* **Set problem**: List every line in this data where the string "name" occurs.

* **Data to process**:

━━━━

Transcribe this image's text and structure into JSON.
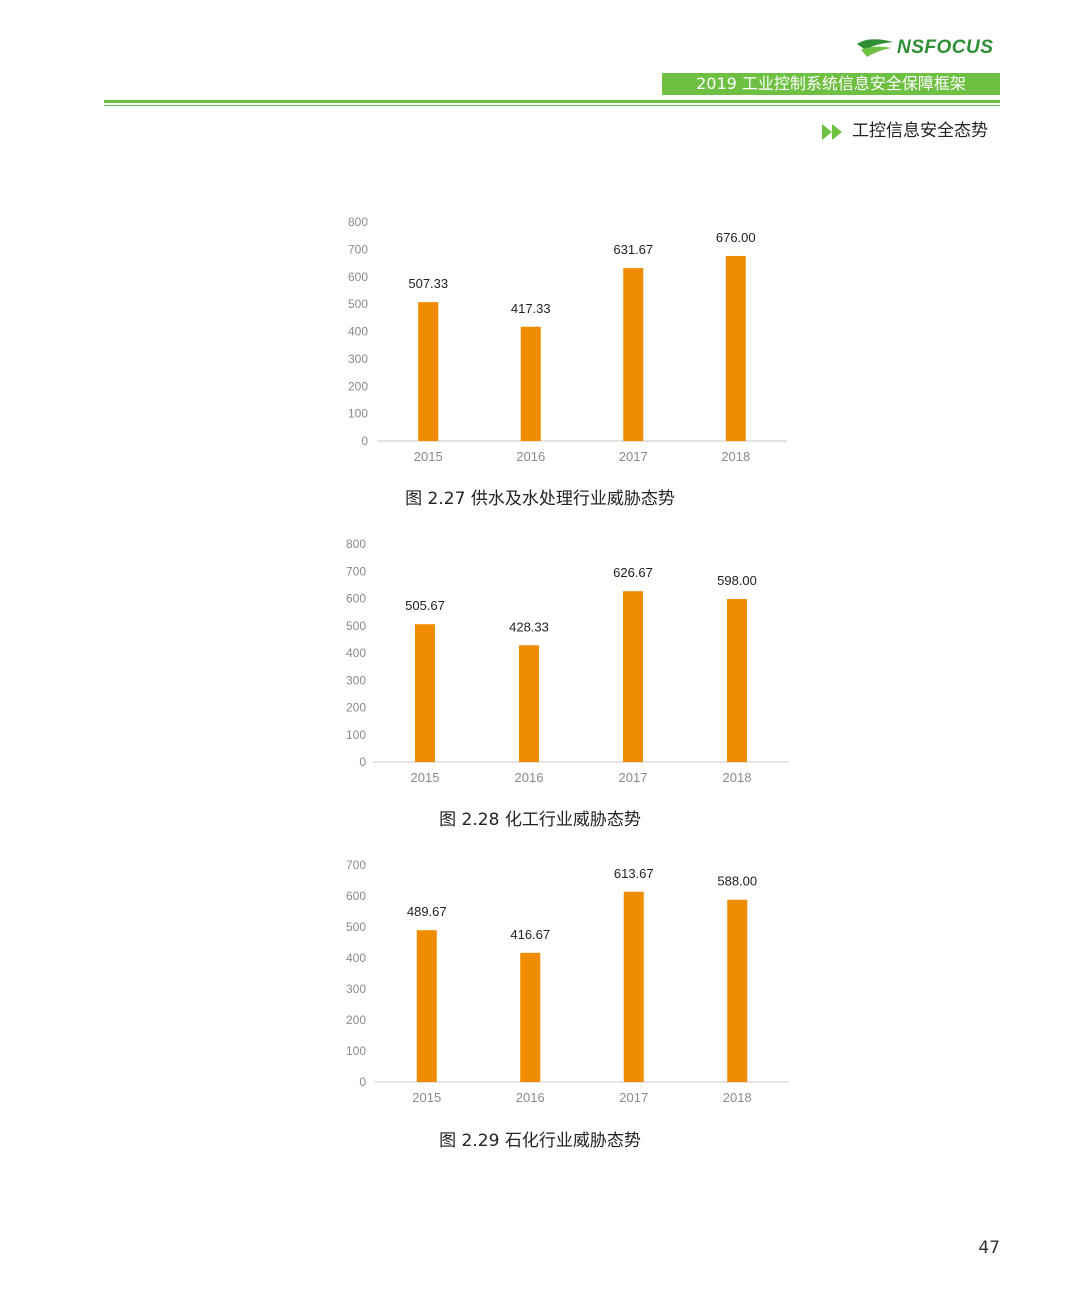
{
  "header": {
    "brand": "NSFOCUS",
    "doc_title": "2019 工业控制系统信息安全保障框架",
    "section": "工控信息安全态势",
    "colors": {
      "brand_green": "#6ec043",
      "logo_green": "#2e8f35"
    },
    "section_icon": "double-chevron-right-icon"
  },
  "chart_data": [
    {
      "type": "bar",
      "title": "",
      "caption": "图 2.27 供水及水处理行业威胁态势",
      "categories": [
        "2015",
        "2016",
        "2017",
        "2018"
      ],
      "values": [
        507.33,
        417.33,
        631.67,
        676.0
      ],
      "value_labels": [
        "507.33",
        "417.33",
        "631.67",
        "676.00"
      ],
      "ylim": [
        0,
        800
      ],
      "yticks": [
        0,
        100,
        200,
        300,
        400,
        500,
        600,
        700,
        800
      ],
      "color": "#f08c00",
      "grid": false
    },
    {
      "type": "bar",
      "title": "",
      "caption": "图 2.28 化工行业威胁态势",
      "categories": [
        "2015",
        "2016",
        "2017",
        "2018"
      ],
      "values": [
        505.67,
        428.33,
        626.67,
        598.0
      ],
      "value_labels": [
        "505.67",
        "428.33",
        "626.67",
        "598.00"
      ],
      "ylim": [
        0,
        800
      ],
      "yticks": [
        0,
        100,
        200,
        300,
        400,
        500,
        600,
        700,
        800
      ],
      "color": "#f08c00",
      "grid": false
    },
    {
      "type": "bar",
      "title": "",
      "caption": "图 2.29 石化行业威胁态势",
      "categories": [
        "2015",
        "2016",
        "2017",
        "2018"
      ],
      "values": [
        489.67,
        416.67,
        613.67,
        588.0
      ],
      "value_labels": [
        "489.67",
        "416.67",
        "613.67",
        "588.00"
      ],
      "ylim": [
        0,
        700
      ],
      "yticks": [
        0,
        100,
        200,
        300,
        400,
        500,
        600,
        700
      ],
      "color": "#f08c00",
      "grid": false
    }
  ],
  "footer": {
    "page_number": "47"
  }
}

━━━━

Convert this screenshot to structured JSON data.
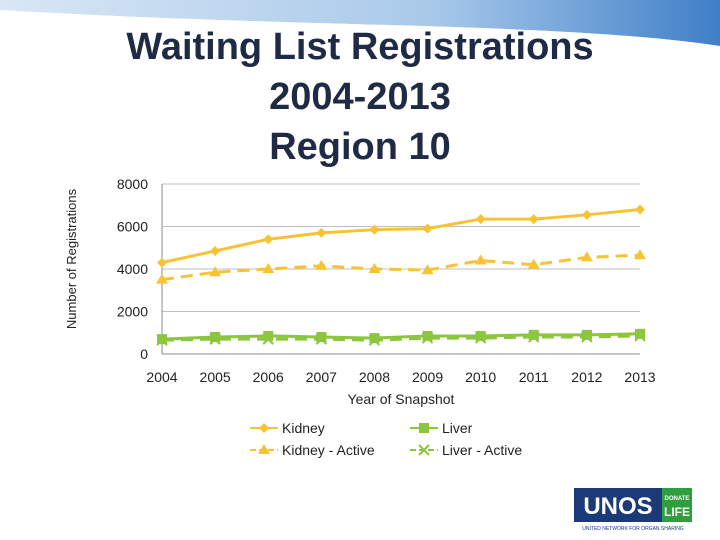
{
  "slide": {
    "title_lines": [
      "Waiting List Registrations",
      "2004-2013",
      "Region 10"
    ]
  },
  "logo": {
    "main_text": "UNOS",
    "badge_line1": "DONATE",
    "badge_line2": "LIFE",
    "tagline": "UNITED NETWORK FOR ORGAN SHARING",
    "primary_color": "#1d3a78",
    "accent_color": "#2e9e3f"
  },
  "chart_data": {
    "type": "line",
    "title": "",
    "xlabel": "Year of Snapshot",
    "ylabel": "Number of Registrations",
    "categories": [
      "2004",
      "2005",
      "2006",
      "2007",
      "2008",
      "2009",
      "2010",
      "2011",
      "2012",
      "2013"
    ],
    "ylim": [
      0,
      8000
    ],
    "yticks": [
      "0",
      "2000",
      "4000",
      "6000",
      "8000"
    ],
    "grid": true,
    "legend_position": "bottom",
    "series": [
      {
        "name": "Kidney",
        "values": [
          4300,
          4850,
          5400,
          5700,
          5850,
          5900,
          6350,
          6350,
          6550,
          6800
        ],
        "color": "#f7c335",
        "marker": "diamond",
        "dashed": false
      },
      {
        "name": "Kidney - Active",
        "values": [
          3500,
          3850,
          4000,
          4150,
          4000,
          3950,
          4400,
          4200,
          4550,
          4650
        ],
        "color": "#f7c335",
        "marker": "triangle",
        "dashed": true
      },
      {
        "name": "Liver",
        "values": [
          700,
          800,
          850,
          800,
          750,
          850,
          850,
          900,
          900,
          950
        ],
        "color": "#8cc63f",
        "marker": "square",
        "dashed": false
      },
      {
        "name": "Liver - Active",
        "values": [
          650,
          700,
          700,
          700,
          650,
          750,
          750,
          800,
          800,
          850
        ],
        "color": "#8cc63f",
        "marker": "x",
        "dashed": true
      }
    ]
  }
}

━━━━

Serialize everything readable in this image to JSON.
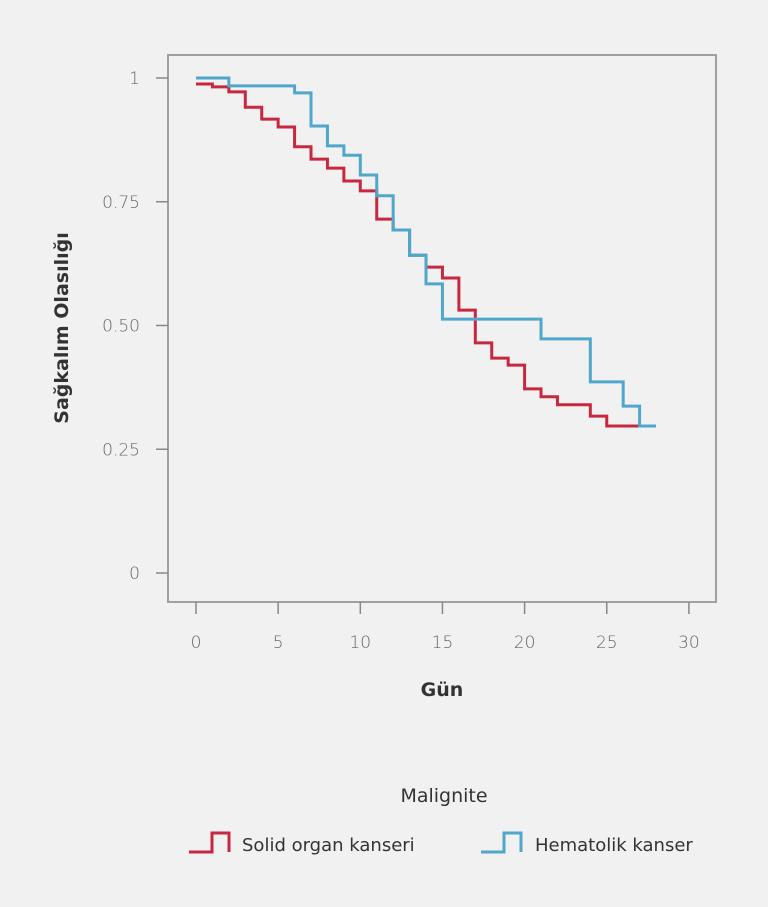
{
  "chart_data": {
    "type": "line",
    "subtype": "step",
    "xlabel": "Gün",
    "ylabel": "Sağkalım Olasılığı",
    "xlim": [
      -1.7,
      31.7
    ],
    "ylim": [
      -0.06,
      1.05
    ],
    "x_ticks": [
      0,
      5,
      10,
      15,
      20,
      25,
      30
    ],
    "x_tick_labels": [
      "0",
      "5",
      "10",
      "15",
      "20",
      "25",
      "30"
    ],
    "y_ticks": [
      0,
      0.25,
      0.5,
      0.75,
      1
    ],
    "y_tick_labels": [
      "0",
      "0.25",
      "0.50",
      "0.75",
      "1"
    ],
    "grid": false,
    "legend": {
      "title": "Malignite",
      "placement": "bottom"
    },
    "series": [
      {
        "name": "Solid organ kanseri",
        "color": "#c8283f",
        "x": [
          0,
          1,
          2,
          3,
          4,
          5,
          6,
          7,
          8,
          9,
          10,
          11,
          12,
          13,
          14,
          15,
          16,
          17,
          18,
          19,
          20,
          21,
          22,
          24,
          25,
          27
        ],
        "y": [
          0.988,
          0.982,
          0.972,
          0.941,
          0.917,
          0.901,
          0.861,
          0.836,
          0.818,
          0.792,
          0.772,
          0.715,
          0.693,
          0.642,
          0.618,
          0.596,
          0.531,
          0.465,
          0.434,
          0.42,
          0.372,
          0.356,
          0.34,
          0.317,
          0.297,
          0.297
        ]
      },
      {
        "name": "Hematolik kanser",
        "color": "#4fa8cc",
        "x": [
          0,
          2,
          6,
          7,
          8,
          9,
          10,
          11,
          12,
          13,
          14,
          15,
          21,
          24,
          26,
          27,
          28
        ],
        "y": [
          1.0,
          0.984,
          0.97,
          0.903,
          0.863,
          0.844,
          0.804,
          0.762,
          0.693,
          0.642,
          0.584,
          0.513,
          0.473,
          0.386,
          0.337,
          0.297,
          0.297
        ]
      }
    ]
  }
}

━━━━

* **Solution below**:
        "name": "Kidney",
        "name": "Kidney - Active",
        "name": "Liver",
        "name": "Liver - Active",
        "name": "Solid organ kanseri",
        "name": "Hematolik kanser",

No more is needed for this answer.